Rows from a figure dataset:
** START **
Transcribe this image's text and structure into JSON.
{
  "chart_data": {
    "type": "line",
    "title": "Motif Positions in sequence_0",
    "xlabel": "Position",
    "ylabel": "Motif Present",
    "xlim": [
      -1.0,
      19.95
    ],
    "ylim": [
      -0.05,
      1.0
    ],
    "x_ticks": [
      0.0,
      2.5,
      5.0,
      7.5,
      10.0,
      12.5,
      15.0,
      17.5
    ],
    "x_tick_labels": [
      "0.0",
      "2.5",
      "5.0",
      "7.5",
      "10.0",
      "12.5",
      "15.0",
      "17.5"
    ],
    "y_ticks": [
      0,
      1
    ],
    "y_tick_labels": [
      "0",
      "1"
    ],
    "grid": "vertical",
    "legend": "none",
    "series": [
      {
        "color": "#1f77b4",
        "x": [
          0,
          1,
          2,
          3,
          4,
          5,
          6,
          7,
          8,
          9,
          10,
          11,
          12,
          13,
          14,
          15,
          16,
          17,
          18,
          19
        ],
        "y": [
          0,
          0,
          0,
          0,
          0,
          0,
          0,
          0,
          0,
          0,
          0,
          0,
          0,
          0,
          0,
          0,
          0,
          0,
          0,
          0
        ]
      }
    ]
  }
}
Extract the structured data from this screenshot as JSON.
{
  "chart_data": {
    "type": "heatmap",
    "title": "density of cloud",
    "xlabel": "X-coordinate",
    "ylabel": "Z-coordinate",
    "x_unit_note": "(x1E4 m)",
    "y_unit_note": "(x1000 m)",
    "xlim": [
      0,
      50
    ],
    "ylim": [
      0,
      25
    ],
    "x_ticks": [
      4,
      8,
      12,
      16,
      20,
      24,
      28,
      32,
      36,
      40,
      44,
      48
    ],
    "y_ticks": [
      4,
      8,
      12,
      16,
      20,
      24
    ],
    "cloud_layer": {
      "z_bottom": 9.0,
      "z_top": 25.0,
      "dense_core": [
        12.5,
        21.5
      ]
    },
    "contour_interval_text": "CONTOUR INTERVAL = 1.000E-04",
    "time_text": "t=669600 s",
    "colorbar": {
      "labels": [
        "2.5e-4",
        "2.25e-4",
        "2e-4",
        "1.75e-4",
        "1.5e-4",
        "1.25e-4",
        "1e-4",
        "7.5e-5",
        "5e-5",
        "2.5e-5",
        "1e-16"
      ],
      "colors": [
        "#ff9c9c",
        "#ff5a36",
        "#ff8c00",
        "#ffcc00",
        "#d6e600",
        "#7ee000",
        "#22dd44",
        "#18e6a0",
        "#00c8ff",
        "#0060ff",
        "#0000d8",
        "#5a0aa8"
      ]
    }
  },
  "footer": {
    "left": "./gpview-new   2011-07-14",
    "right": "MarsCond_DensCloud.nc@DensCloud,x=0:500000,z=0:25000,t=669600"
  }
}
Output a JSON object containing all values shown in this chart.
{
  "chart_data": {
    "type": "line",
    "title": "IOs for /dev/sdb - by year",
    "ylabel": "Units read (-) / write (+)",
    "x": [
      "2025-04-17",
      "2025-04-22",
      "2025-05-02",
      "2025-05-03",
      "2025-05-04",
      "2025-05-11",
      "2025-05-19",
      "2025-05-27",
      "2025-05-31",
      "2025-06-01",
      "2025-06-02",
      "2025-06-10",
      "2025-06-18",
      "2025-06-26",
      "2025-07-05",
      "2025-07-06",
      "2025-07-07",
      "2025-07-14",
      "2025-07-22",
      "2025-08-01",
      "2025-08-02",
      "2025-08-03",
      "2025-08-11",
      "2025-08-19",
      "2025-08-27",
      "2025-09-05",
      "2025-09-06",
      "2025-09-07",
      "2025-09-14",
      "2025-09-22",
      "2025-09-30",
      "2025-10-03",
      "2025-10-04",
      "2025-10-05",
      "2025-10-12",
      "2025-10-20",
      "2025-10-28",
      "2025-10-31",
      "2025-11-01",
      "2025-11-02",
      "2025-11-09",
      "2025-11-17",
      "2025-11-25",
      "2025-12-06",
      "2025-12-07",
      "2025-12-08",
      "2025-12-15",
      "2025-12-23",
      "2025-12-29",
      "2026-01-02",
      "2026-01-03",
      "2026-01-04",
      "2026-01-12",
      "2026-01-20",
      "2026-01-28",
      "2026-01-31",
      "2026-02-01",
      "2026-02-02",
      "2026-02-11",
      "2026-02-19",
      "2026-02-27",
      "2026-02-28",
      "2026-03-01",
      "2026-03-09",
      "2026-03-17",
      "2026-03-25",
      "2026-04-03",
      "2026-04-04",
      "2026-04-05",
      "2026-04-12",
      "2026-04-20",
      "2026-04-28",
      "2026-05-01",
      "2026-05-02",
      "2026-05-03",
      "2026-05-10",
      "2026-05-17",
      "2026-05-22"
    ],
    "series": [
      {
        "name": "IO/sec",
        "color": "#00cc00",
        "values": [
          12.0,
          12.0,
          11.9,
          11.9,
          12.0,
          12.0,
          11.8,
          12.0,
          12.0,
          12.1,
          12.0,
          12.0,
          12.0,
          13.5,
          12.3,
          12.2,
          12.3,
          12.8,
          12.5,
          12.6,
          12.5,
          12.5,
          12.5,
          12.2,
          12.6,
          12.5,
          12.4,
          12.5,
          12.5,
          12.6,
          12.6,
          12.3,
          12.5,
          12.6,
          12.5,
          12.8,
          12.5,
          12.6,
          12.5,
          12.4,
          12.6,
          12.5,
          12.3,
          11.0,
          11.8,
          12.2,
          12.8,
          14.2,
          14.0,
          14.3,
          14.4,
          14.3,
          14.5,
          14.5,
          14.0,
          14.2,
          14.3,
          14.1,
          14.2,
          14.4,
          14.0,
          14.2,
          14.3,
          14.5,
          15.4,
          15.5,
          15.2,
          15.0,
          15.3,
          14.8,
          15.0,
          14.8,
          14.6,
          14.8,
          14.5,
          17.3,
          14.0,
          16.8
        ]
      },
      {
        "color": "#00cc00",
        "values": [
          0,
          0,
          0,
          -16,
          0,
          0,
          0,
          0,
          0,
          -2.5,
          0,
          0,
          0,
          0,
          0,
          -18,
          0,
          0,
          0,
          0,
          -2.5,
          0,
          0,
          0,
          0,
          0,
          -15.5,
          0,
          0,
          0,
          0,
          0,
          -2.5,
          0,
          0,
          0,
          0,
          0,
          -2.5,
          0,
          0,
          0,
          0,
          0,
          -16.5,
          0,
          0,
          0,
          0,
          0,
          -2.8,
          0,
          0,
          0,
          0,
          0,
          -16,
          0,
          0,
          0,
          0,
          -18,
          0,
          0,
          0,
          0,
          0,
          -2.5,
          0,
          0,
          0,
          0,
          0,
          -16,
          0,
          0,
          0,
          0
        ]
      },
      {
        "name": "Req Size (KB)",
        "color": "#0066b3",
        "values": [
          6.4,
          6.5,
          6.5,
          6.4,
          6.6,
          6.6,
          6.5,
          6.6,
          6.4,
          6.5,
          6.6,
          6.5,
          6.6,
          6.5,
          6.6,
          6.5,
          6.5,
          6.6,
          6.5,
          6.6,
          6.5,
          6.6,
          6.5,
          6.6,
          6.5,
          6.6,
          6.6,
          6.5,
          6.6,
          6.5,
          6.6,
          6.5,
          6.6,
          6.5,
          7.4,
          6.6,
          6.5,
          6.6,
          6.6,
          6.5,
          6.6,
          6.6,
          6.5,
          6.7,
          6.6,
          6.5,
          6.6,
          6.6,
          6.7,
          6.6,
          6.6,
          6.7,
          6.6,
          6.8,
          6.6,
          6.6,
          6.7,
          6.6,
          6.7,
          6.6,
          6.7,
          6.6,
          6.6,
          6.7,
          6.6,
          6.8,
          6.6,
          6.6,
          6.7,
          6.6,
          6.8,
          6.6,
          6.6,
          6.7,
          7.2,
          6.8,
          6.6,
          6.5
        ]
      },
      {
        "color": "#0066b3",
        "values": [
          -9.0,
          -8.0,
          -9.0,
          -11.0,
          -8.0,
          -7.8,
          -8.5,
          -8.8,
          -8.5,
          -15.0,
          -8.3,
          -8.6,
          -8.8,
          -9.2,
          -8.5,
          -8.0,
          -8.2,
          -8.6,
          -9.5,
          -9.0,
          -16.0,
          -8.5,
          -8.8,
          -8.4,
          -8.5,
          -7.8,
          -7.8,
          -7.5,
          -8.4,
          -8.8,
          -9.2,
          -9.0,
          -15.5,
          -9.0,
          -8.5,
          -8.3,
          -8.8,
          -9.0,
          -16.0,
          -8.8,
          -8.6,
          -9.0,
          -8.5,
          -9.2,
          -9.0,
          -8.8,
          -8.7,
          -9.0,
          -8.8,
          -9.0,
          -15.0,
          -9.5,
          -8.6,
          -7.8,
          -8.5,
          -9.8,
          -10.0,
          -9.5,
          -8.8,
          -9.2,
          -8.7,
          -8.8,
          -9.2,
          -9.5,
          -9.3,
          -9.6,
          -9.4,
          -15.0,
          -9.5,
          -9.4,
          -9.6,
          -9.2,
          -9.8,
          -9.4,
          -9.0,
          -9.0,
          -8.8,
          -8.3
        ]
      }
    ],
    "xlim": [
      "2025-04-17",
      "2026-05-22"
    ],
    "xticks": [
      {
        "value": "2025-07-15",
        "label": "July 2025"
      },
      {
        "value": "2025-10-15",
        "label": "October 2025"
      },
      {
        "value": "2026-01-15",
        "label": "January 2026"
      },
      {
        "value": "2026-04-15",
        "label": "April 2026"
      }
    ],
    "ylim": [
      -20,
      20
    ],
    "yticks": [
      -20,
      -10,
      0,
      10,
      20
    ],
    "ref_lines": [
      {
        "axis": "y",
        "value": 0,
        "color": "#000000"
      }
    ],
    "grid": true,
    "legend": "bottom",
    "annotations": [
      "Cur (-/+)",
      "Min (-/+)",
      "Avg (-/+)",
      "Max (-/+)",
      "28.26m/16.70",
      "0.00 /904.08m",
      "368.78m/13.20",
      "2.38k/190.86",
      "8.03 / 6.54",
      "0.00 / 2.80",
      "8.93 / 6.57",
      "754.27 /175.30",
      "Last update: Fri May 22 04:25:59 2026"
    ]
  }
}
** END **
**Task statement**
Copy down every line of the entries containing the word "xlabel".

**Finished answer**
    "xlabel": "Position",
    "xlabel": "X-coordinate",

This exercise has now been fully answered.